**ИЗВЛЕЧЁННЫЙ ТЕКСТ**
Я не хотел говорить Рудольфу о своих ощущениях, сделал лишь неискренний комплимент, когда застал его, забившегося в угол где-то за кулисами в паузе между выходами на сцену:
— Очень рад за твою удачу, за Квазимодо.
— Квазимодо мне не нужен, он не мой! Я — классический танцор, мои темы — «Лебединое озеро» или «Жизель», при чем тут этот монстр? Какое он имеет ко мне отношение?
Зачем ты меня взял?
В гриме горбатого урода, печальный, тяжело дышащий — таким раздавленным, жалким и нелепым я никогда его прежде не видел. Лишь много позже узнал — то были трудные для него дни, танцевал он уже из последних сил...

**ИСХОДНЫЕ ДАННЫЕ**
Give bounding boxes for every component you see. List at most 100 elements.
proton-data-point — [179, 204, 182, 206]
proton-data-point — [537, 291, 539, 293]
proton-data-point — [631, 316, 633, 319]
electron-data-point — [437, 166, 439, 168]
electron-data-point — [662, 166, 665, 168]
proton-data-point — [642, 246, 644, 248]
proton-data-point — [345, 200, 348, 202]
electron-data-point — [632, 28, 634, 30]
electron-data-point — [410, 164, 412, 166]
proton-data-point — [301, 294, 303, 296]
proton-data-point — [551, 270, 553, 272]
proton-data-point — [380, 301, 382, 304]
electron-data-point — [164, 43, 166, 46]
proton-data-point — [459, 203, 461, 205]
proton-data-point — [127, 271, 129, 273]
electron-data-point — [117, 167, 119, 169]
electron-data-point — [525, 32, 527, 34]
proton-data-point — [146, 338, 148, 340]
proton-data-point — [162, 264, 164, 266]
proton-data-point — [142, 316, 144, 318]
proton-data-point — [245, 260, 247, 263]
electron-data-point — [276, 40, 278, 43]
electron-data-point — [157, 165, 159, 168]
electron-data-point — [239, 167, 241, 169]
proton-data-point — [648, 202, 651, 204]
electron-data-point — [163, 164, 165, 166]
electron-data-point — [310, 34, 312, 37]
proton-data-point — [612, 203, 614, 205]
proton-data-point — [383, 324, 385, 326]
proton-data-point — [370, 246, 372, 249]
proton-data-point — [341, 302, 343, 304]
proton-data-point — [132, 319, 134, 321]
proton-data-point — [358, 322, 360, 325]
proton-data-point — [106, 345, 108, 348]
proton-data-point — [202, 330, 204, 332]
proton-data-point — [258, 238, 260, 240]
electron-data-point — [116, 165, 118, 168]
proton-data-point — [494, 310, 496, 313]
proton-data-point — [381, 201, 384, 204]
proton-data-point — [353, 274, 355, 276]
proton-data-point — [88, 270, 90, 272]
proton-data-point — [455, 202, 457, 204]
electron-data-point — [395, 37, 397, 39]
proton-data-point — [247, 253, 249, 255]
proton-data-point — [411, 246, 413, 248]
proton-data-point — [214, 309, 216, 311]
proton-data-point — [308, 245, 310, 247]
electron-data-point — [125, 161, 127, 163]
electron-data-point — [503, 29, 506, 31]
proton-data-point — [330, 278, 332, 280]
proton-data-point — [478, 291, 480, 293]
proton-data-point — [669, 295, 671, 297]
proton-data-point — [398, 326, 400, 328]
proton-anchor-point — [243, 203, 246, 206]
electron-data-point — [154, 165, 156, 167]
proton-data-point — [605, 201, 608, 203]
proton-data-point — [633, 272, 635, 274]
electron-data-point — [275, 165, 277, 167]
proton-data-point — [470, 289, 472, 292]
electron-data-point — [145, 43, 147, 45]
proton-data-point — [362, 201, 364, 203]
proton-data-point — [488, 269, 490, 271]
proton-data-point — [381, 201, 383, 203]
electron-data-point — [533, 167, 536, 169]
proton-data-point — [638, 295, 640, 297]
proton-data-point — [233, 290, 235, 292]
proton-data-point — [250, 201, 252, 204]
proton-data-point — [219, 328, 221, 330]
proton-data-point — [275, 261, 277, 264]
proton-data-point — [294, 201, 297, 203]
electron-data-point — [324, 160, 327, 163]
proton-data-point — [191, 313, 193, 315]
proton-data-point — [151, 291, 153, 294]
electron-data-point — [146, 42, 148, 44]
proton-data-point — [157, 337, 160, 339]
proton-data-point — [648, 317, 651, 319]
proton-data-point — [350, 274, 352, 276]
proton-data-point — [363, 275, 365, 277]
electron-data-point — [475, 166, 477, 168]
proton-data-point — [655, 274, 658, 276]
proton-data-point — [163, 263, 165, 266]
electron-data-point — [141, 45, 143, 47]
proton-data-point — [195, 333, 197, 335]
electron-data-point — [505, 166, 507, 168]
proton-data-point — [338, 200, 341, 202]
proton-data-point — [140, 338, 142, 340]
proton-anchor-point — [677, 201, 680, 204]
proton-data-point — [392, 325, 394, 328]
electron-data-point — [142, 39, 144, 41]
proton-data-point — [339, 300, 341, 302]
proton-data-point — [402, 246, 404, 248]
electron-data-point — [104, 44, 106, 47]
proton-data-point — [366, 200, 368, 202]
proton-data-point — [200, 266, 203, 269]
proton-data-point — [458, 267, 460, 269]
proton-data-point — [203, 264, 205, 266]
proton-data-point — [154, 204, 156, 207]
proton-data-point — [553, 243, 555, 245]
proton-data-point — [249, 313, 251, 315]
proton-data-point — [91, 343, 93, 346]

**ИНСТРУКЦИИ К РАБОТЕ**
**A)** Перепишите из отрывка о Рудольфе и Квазимодо фрагмент от слов «Я не хотел говорить» до слов «из последних сил...» включительно, без каких-либо изменений.
**B)** Изложите в виде краткого списка абзац отрывка о Рудольфе и Квазимодо, начинающийся словами «В гриме горбатого урода», сохранив его основные факты.
Записи никак не связаны с отрывком о Рудольфе и Квазимодо.

**ОТВЕТЫ К ЗАДАНИЯМ**
**A)**
Я не хотел говорить Рудольфу о своих ощущениях, сделал лишь неискренний комплимент, когда застал его, забившегося в угол где-то за кулисами в паузе между выходами на сцену:
— Очень рад за твою удачу, за Квазимодо.
— Квазимодо мне не нужен, он не мой! Я — классический танцор, мои темы — «Лебединое озеро» или «Жизель», при чем тут этот монстр? Какое он имеет ко мне отношение?
Зачем ты меня взял?
В гриме горбатого урода, печальный, тяжело дышащий — таким раздавленным, жалким и нелепым я никогда его прежде не видел. Лишь много позже узнал — то были трудные для него дни, танцевал он уже из последних сил...

**B)**
- Рудольф в гриме горбатого урода, печальный и тяжело дышащий.
- Рассказчик никогда прежде не видел его таким раздавленным, жалким и нелепым.
- Лишь много позже рассказчик узнал, что для Рудольфа то были трудные дни и танцевал он уже из последних сил.